*SHORT EXERCISE*
Copy the following lines word for word, from the first line of the records up to and including the line with "are smaller (899)". Leave the pictures out of your copy.

*RECORDS FOR THE EXERCISE*
——

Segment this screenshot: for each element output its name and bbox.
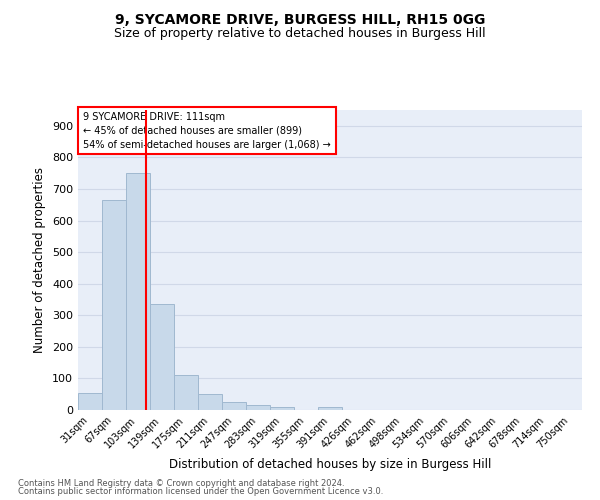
Bar [102,200,126,410]
Bar [150,304,174,410]
Bar [318,407,342,410]
Bar [174,376,198,410]
Text: 9 SYCAMORE DRIVE: 111sqm
← 45% of detached houses are smaller (899)
54% of semi-: 9 SYCAMORE DRIVE: 111sqm ← 45% of detach… [83,112,331,150]
X-axis label: Distribution of detached houses by size in Burgess Hill: Distribution of detached houses by size … [169,458,491,471]
Bar [78,392,102,410]
Bar [126,173,150,410]
Bar [270,407,294,410]
Bar [198,394,222,410]
Text: Contains public sector information licensed under the Open Government Licence v3: Contains public sector information licen… [18,487,383,496]
Bar [222,402,246,410]
Y-axis label: Number of detached properties: Number of detached properties [34,167,46,353]
Text: 9, SYCAMORE DRIVE, BURGESS HILL, RH15 0GG: 9, SYCAMORE DRIVE, BURGESS HILL, RH15 0G… [115,12,485,26]
Text: Contains HM Land Registry data © Crown copyright and database right 2024.: Contains HM Land Registry data © Crown c… [18,478,344,488]
Bar [246,406,270,410]
Text: Size of property relative to detached houses in Burgess Hill: Size of property relative to detached ho… [114,28,486,40]
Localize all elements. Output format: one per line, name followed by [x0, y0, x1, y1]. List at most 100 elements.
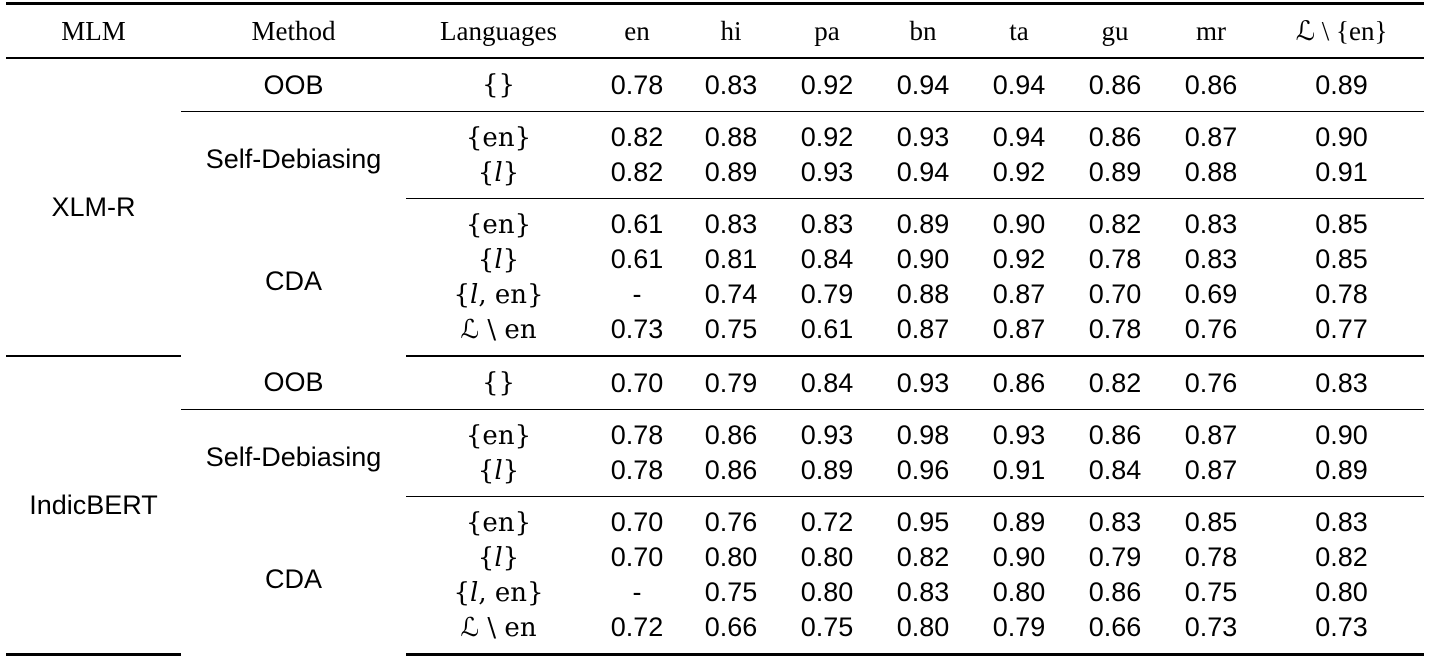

——

*THE RESPONSE*
Segment this screenshot: for each element output its name and bbox.
Bar [102,200,126,410]
Bar [150,304,174,410]
Bar [318,407,342,410]
Bar [174,376,198,410]
Text: 9 SYCAMORE DRIVE: 111sqm
← 45% of detached houses are smaller (899)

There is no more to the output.